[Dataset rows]

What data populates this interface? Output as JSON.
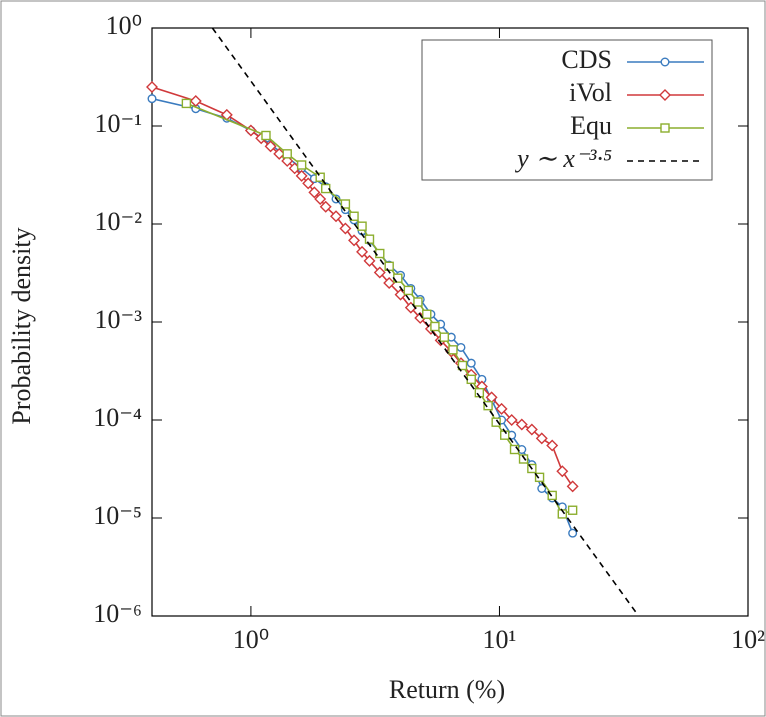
{
  "chart_data": {
    "type": "line",
    "xlabel": "Return (%)",
    "ylabel": "Probability density",
    "xscale": "log",
    "yscale": "log",
    "xlim": [
      0.4,
      100
    ],
    "ylim": [
      1e-06,
      1
    ],
    "xticks": [
      {
        "value": 1,
        "label": "10⁰"
      },
      {
        "value": 10,
        "label": "10¹"
      },
      {
        "value": 100,
        "label": "10²"
      }
    ],
    "yticks": [
      {
        "value": 1e-06,
        "label": "10⁻⁶"
      },
      {
        "value": 1e-05,
        "label": "10⁻⁵"
      },
      {
        "value": 0.0001,
        "label": "10⁻⁴"
      },
      {
        "value": 0.001,
        "label": "10⁻³"
      },
      {
        "value": 0.01,
        "label": "10⁻²"
      },
      {
        "value": 0.1,
        "label": "10⁻¹"
      },
      {
        "value": 1,
        "label": "10⁰"
      }
    ],
    "legend": "upper right",
    "series": [
      {
        "name": "CDS",
        "color": "#3a7bbf",
        "marker": "circle",
        "x": [
          0.4,
          0.6,
          0.8,
          1.0,
          1.2,
          1.4,
          1.6,
          1.8,
          2.0,
          2.2,
          2.4,
          2.6,
          2.8,
          3.0,
          3.3,
          3.6,
          4.0,
          4.4,
          4.8,
          5.3,
          5.8,
          6.4,
          7.0,
          7.7,
          8.5,
          9.3,
          10.2,
          11.2,
          12.3,
          13.5,
          14.8,
          16.3,
          17.9,
          19.7
        ],
        "values": [
          0.19,
          0.15,
          0.12,
          0.09,
          0.065,
          0.048,
          0.037,
          0.029,
          0.024,
          0.018,
          0.014,
          0.011,
          0.0085,
          0.0068,
          0.005,
          0.0038,
          0.003,
          0.0022,
          0.0017,
          0.0012,
          0.00095,
          0.0007,
          0.00055,
          0.00038,
          0.00026,
          0.00016,
          0.0001,
          7e-05,
          5e-05,
          3.5e-05,
          2e-05,
          1.6e-05,
          1.3e-05,
          7e-06
        ]
      },
      {
        "name": "iVol",
        "color": "#d0393b",
        "marker": "diamond",
        "x": [
          0.4,
          0.6,
          0.8,
          1.0,
          1.1,
          1.2,
          1.3,
          1.4,
          1.5,
          1.6,
          1.7,
          1.8,
          1.9,
          2.0,
          2.2,
          2.4,
          2.6,
          2.8,
          3.0,
          3.3,
          3.6,
          4.0,
          4.4,
          4.8,
          5.3,
          5.8,
          6.4,
          7.0,
          7.7,
          8.5,
          9.3,
          10.2,
          11.2,
          12.3,
          13.5,
          14.8,
          16.3,
          17.9,
          19.7
        ],
        "values": [
          0.25,
          0.18,
          0.13,
          0.09,
          0.075,
          0.062,
          0.052,
          0.044,
          0.037,
          0.031,
          0.026,
          0.021,
          0.018,
          0.015,
          0.012,
          0.009,
          0.0068,
          0.0052,
          0.0042,
          0.0032,
          0.0025,
          0.0019,
          0.0014,
          0.0011,
          0.00085,
          0.00065,
          0.0005,
          0.00038,
          0.00029,
          0.00022,
          0.00017,
          0.00013,
          0.0001,
          9e-05,
          8e-05,
          6.5e-05,
          5.5e-05,
          3e-05,
          2.1e-05
        ]
      },
      {
        "name": "Equ",
        "color": "#8cae2e",
        "marker": "square",
        "x": [
          0.55,
          1.15,
          1.4,
          1.6,
          1.9,
          2.0,
          2.4,
          2.6,
          2.8,
          3.0,
          3.3,
          3.6,
          3.9,
          4.3,
          4.7,
          5.1,
          5.5,
          6.0,
          6.5,
          7.1,
          7.7,
          8.3,
          9.0,
          9.7,
          10.5,
          11.5,
          12.5,
          13.5,
          14.5,
          16.3,
          17.9,
          19.7
        ],
        "values": [
          0.17,
          0.08,
          0.052,
          0.04,
          0.03,
          0.023,
          0.016,
          0.012,
          0.0095,
          0.007,
          0.005,
          0.0037,
          0.0028,
          0.0021,
          0.0016,
          0.0012,
          0.0009,
          0.0007,
          0.00052,
          0.00036,
          0.00026,
          0.00019,
          0.00014,
          9.5e-05,
          7e-05,
          5e-05,
          4e-05,
          3.2e-05,
          2.6e-05,
          1.7e-05,
          1.1e-05,
          1.2e-05
        ]
      },
      {
        "name": "y ∼ x⁻³·⁵",
        "color": "#000000",
        "dashed": true,
        "x": [
          0.7,
          36.3
        ],
        "values": [
          1,
          1e-06
        ]
      }
    ]
  }
}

* **DIRECTIONS FOR THIS TASK**:
Copy each line of the records precisely and drop any images they hold.

* **SOLUTION FOR THIS TASK**:
What data populates this interface? Output as JSON.
{
  "chart_data": {
    "type": "line",
    "xlabel": "Return (%)",
    "ylabel": "Probability density",
    "xscale": "log",
    "yscale": "log",
    "xlim": [
      0.4,
      100
    ],
    "ylim": [
      1e-06,
      1
    ],
    "xticks": [
      {
        "value": 1,
        "label": "10⁰"
      },
      {
        "value": 10,
        "label": "10¹"
      },
      {
        "value": 100,
        "label": "10²"
      }
    ],
    "yticks": [
      {
        "value": 1e-06,
        "label": "10⁻⁶"
      },
      {
        "value": 1e-05,
        "label": "10⁻⁵"
      },
      {
        "value": 0.0001,
        "label": "10⁻⁴"
      },
      {
        "value": 0.001,
        "label": "10⁻³"
      },
      {
        "value": 0.01,
        "label": "10⁻²"
      },
      {
        "value": 0.1,
        "label": "10⁻¹"
      },
      {
        "value": 1,
        "label": "10⁰"
      }
    ],
    "legend": "upper right",
    "series": [
      {
        "name": "CDS",
        "color": "#3a7bbf",
        "marker": "circle",
        "x": [
          0.4,
          0.6,
          0.8,
          1.0,
          1.2,
          1.4,
          1.6,
          1.8,
          2.0,
          2.2,
          2.4,
          2.6,
          2.8,
          3.0,
          3.3,
          3.6,
          4.0,
          4.4,
          4.8,
          5.3,
          5.8,
          6.4,
          7.0,
          7.7,
          8.5,
          9.3,
          10.2,
          11.2,
          12.3,
          13.5,
          14.8,
          16.3,
          17.9,
          19.7
        ],
        "values": [
          0.19,
          0.15,
          0.12,
          0.09,
          0.065,
          0.048,
          0.037,
          0.029,
          0.024,
          0.018,
          0.014,
          0.011,
          0.0085,
          0.0068,
          0.005,
          0.0038,
          0.003,
          0.0022,
          0.0017,
          0.0012,
          0.00095,
          0.0007,
          0.00055,
          0.00038,
          0.00026,
          0.00016,
          0.0001,
          7e-05,
          5e-05,
          3.5e-05,
          2e-05,
          1.6e-05,
          1.3e-05,
          7e-06
        ]
      },
      {
        "name": "iVol",
        "color": "#d0393b",
        "marker": "diamond",
        "x": [
          0.4,
          0.6,
          0.8,
          1.0,
          1.1,
          1.2,
          1.3,
          1.4,
          1.5,
          1.6,
          1.7,
          1.8,
          1.9,
          2.0,
          2.2,
          2.4,
          2.6,
          2.8,
          3.0,
          3.3,
          3.6,
          4.0,
          4.4,
          4.8,
          5.3,
          5.8,
          6.4,
          7.0,
          7.7,
          8.5,
          9.3,
          10.2,
          11.2,
          12.3,
          13.5,
          14.8,
          16.3,
          17.9,
          19.7
        ],
        "values": [
          0.25,
          0.18,
          0.13,
          0.09,
          0.075,
          0.062,
          0.052,
          0.044,
          0.037,
          0.031,
          0.026,
          0.021,
          0.018,
          0.015,
          0.012,
          0.009,
          0.0068,
          0.0052,
          0.0042,
          0.0032,
          0.0025,
          0.0019,
          0.0014,
          0.0011,
          0.00085,
          0.00065,
          0.0005,
          0.00038,
          0.00029,
          0.00022,
          0.00017,
          0.00013,
          0.0001,
          9e-05,
          8e-05,
          6.5e-05,
          5.5e-05,
          3e-05,
          2.1e-05
        ]
      },
      {
        "name": "Equ",
        "color": "#8cae2e",
        "marker": "square",
        "x": [
          0.55,
          1.15,
          1.4,
          1.6,
          1.9,
          2.0,
          2.4,
          2.6,
          2.8,
          3.0,
          3.3,
          3.6,
          3.9,
          4.3,
          4.7,
          5.1,
          5.5,
          6.0,
          6.5,
          7.1,
          7.7,
          8.3,
          9.0,
          9.7,
          10.5,
          11.5,
          12.5,
          13.5,
          14.5,
          16.3,
          17.9,
          19.7
        ],
        "values": [
          0.17,
          0.08,
          0.052,
          0.04,
          0.03,
          0.023,
          0.016,
          0.012,
          0.0095,
          0.007,
          0.005,
          0.0037,
          0.0028,
          0.0021,
          0.0016,
          0.0012,
          0.0009,
          0.0007,
          0.00052,
          0.00036,
          0.00026,
          0.00019,
          0.00014,
          9.5e-05,
          7e-05,
          5e-05,
          4e-05,
          3.2e-05,
          2.6e-05,
          1.7e-05,
          1.1e-05,
          1.2e-05
        ]
      },
      {
        "name": "y ∼ x⁻³·⁵",
        "color": "#000000",
        "dashed": true,
        "x": [
          0.7,
          36.3
        ],
        "values": [
          1,
          1e-06
        ]
      }
    ]
  }
}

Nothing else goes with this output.